▶ _RECORD EXTRACTS_
○ ○ ○ ○ ○ ○ ○

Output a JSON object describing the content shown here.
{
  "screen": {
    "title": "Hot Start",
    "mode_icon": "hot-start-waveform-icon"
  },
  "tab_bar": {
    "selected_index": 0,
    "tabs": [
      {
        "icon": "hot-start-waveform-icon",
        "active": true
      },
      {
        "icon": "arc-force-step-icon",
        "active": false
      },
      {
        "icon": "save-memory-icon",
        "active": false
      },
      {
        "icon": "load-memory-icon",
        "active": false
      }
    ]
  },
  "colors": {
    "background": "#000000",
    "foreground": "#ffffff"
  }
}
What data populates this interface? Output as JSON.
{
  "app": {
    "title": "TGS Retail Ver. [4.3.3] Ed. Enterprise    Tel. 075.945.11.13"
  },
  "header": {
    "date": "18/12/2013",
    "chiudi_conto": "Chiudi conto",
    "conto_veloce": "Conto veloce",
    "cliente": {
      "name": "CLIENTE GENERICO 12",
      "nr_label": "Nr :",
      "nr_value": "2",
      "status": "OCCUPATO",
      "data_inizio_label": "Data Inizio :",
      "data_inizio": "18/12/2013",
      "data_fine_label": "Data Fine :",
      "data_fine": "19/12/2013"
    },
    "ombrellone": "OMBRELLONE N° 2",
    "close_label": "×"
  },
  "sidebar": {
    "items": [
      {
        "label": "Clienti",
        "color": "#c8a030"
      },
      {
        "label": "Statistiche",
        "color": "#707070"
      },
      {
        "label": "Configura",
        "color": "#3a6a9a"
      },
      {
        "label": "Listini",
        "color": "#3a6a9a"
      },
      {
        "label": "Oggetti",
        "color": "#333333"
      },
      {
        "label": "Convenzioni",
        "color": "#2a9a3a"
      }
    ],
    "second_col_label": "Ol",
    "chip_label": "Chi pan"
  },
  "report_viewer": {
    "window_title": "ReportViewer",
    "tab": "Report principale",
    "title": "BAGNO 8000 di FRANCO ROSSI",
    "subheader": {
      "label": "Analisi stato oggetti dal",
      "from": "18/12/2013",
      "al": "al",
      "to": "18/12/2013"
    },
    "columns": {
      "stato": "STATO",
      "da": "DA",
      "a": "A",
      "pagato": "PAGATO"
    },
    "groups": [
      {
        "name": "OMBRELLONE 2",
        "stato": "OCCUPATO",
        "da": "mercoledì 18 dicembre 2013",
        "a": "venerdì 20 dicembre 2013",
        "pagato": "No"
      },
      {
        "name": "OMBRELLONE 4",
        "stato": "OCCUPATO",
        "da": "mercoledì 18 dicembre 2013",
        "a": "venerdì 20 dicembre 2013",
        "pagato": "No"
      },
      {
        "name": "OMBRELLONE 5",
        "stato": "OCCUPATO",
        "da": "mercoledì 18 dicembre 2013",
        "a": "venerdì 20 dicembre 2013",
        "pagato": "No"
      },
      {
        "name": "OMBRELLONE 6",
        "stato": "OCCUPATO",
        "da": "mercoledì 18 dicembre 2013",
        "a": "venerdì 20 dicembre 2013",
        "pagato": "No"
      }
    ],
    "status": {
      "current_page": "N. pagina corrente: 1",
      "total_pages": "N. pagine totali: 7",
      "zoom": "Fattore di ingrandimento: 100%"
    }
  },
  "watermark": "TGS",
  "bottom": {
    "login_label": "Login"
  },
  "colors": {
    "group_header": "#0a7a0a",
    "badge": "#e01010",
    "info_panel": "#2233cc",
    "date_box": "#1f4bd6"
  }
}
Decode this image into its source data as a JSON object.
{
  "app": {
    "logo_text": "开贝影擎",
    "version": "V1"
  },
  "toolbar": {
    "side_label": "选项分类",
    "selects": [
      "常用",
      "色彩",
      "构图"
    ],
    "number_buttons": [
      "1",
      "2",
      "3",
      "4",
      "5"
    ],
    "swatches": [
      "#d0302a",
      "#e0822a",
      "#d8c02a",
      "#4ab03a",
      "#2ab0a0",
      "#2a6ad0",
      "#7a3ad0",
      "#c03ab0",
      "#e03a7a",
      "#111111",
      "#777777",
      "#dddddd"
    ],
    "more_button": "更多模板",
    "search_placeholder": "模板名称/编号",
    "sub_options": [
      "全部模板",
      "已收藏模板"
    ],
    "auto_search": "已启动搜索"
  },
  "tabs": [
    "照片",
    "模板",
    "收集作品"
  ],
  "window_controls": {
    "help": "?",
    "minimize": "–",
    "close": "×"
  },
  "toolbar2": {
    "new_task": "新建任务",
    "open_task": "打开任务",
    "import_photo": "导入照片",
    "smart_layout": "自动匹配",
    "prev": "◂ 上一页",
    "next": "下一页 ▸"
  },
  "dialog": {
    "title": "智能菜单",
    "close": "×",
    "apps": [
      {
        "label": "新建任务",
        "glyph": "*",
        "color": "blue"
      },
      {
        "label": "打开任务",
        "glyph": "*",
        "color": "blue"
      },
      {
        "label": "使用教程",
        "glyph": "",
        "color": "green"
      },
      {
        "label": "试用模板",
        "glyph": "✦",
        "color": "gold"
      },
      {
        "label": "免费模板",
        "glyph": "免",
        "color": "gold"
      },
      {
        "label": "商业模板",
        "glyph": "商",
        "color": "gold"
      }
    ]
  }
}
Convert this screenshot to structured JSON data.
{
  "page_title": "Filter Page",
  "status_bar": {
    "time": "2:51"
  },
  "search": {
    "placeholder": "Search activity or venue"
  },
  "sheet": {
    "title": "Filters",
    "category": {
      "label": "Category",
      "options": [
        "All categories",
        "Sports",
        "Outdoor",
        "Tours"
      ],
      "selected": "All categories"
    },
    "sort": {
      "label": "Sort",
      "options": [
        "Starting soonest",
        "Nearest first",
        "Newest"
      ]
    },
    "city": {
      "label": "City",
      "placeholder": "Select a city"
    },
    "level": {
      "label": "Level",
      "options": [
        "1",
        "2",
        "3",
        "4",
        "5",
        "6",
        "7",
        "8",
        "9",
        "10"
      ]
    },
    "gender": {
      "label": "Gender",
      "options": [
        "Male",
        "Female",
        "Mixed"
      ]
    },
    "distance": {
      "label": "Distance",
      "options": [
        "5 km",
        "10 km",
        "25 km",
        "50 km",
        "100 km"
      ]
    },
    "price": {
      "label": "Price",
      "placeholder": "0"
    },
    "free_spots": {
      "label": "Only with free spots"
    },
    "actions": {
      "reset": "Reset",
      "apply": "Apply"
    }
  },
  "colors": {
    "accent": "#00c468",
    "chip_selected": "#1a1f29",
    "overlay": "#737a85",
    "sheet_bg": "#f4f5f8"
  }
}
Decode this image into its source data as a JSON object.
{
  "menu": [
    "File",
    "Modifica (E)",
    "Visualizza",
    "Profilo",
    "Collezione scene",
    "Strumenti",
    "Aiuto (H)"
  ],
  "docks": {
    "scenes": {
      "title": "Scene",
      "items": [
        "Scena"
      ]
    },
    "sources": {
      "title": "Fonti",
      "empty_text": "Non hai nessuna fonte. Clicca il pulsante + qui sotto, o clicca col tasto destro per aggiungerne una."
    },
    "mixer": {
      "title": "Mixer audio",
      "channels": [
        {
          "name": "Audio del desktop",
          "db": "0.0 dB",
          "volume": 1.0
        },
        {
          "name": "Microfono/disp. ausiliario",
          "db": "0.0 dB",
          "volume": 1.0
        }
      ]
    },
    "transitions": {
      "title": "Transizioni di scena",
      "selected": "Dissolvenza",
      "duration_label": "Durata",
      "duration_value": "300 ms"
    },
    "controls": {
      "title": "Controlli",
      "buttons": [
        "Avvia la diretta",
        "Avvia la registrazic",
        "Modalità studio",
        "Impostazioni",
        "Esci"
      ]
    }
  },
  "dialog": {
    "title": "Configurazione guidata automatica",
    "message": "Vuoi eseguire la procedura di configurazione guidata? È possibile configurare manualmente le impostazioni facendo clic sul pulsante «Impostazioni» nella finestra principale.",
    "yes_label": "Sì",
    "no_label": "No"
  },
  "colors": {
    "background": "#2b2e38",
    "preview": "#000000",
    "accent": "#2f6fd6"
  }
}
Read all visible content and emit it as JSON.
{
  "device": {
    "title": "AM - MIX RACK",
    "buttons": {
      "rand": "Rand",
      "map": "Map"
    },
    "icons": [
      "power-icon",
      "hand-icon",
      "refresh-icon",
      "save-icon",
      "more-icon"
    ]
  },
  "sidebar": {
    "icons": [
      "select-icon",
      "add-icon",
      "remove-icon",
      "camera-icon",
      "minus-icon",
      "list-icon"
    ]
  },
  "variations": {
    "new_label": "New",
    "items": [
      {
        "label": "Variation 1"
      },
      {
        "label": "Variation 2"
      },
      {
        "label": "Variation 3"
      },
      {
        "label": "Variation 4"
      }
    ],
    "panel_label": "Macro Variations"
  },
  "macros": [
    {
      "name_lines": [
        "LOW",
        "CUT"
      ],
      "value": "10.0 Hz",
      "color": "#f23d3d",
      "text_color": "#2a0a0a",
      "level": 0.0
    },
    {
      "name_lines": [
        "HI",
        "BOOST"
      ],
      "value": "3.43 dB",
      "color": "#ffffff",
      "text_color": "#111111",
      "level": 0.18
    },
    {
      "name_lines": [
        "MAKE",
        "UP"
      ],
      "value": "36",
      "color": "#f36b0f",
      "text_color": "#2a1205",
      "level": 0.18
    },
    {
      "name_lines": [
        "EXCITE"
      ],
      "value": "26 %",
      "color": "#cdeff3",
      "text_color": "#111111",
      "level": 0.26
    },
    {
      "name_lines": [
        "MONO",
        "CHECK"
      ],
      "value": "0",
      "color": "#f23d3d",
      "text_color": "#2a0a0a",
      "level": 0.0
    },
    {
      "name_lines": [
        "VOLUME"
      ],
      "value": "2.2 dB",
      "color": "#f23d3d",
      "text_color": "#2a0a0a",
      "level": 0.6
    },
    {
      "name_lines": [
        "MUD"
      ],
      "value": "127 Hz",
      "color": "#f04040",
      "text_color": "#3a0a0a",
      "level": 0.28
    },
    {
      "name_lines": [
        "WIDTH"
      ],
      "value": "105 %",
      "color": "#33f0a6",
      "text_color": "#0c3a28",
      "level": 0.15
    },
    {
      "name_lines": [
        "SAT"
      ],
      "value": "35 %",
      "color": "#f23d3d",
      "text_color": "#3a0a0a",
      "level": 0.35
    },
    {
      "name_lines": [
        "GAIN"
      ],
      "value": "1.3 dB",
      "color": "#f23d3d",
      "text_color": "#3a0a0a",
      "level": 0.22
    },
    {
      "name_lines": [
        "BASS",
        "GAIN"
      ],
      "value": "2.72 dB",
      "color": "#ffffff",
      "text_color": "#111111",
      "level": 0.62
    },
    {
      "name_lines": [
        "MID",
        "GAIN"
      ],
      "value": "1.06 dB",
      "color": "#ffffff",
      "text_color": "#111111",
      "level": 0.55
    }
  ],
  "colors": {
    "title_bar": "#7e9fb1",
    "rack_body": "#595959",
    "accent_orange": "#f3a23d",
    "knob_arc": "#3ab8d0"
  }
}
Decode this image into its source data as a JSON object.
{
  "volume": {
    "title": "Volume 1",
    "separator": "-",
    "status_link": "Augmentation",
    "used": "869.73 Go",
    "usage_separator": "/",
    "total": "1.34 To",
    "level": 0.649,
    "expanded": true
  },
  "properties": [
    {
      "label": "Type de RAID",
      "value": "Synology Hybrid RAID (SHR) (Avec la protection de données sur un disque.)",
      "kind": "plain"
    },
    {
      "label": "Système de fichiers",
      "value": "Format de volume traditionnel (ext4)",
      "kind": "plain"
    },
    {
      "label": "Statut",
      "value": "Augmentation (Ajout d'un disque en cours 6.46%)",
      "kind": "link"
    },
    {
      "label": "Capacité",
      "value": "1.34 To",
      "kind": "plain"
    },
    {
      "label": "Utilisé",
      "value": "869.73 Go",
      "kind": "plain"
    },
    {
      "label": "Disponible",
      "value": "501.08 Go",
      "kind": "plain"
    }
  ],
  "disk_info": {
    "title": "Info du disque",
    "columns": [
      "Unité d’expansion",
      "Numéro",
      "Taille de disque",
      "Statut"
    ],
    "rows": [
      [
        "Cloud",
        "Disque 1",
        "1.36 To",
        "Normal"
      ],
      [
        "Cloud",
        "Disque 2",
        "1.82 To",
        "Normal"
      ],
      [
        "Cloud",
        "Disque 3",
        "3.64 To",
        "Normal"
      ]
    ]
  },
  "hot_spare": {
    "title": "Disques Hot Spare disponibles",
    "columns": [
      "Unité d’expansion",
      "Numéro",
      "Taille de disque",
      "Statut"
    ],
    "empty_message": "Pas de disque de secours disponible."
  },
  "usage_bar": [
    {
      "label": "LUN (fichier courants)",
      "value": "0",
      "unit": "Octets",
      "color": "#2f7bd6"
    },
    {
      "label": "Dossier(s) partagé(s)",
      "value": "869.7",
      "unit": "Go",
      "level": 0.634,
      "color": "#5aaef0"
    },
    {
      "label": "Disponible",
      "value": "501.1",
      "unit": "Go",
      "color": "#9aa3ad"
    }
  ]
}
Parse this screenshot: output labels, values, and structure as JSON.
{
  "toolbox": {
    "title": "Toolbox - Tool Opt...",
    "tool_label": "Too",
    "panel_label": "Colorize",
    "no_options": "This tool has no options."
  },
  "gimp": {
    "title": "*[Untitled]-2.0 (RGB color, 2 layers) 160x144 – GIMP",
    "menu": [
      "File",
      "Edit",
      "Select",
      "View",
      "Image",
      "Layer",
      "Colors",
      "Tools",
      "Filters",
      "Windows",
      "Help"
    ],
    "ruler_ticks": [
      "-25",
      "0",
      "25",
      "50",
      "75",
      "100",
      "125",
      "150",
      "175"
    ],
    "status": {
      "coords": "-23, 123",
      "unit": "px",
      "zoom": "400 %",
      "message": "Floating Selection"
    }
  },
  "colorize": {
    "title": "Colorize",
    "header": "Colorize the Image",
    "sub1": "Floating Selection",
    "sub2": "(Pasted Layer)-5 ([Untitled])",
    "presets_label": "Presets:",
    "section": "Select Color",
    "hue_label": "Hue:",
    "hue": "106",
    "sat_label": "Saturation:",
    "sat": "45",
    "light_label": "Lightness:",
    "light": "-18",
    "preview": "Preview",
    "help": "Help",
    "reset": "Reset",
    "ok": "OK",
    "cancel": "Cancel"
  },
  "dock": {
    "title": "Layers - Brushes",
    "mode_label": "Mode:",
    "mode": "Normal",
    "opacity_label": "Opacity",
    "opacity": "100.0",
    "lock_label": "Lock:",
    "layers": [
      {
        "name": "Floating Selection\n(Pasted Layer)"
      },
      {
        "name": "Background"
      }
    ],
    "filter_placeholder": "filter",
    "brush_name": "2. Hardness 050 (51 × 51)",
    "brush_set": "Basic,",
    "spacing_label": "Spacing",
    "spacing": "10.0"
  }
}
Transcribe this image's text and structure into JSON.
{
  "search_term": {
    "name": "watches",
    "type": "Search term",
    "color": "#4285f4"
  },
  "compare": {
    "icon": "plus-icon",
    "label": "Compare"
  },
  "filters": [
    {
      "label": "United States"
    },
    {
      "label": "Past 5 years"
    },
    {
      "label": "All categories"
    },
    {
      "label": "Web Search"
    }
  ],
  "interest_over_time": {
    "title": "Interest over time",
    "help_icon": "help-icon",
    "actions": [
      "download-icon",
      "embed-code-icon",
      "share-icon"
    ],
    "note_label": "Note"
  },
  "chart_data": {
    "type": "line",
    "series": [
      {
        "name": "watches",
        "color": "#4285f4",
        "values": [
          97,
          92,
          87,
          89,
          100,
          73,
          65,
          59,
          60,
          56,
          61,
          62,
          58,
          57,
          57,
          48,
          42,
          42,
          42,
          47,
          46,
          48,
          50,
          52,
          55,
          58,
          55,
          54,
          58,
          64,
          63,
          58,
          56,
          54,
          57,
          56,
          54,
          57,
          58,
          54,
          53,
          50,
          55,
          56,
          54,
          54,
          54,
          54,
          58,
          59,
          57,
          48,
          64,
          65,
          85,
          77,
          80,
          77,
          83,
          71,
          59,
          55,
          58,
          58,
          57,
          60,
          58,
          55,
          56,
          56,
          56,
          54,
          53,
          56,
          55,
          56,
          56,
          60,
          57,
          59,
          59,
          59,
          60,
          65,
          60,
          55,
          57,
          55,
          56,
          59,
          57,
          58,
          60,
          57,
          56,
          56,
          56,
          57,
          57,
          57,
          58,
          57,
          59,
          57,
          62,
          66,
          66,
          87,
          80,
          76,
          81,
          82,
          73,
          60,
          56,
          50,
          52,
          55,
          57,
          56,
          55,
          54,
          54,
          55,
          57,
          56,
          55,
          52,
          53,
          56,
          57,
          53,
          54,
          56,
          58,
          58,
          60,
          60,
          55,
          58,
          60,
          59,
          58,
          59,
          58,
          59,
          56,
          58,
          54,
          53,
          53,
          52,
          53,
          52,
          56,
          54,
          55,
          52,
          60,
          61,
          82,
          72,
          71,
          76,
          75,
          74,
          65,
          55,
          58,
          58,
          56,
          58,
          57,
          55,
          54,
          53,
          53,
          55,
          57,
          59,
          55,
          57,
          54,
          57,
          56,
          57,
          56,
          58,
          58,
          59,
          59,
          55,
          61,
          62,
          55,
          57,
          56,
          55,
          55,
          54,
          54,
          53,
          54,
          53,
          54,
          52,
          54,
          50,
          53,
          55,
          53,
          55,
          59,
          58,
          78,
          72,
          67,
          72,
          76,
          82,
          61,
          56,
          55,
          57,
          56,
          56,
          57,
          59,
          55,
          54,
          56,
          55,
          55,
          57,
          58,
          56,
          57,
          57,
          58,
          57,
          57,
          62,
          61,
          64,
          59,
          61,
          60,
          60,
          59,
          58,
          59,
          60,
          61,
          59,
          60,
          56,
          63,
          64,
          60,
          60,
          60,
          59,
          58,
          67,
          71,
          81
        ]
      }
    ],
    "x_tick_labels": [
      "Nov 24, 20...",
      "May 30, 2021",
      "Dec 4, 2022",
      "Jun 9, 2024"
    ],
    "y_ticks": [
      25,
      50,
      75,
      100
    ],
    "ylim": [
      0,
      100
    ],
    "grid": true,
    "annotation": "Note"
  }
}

○ ○ ○ ○ ○ ○ ○

▶ _WHAT YOU WILL DO_
Across the records above, count the lines holding "true" and reply with that number alone.

▶ _EXERCISE SOLUTION_
3